Supplied text:
########
Generally, the size of nanoparticles is between 1~100 nm, which makes it easy for nanoparticles to penetrate reservoirs. The particle size distribution of nanoparticles obeys normal distribution, and the narrower the particle size distribution, the easier it is to use to enhance oil recovery. The large surface area of nanoparticles in nanosize leads to high surface energy, which determines the adsorption capacity of nanoparticles in porous media and the aggregation of nanoparticles. The aggregation of nanoparticles can be mitigated by the addition of surfactants. Hydrophobic nanoparticles are usually prepared by the acoustic wave method because they are not easily dispersed in the aqueous phase.
########
Recorded information:
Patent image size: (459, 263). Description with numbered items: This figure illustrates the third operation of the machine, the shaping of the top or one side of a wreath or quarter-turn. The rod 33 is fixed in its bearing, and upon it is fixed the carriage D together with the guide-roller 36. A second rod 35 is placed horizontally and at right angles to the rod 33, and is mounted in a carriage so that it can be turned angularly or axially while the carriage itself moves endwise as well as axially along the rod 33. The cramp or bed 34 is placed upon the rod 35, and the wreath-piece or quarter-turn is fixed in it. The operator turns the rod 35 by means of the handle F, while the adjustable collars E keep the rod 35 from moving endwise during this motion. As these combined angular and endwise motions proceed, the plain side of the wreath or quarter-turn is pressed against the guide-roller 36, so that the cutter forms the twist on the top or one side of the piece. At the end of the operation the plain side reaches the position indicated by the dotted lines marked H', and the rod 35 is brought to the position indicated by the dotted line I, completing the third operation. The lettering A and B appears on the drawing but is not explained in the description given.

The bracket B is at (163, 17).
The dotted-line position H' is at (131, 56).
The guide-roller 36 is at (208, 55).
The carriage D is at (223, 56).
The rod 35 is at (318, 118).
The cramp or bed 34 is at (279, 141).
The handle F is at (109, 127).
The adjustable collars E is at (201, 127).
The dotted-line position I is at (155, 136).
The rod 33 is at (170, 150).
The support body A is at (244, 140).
########
Job:
Return the stretch of the nanoparticle passage that starts at the words "Generally, the size" and stops after "the aqueous phase.", copied word for word.

Worked answer:
Generally, the size of nanoparticles is between 1~100 nm, which makes it easy for nanoparticles to penetrate reservoirs. The particle size distribution of nanoparticles obeys normal distribution, and the narrower the particle size distribution, the easier it is to use to enhance oil recovery. The large surface area of nanoparticles in nanosize leads to high surface energy, which determines the adsorption capacity of nanoparticles in porous media and the aggregation of nanoparticles. The aggregation of nanoparticles can be mitigated by the addition of surfactants. Hydrophobic nanoparticles are usually prepared by the acoustic wave method because they are not easily dispersed in the aqueous phase.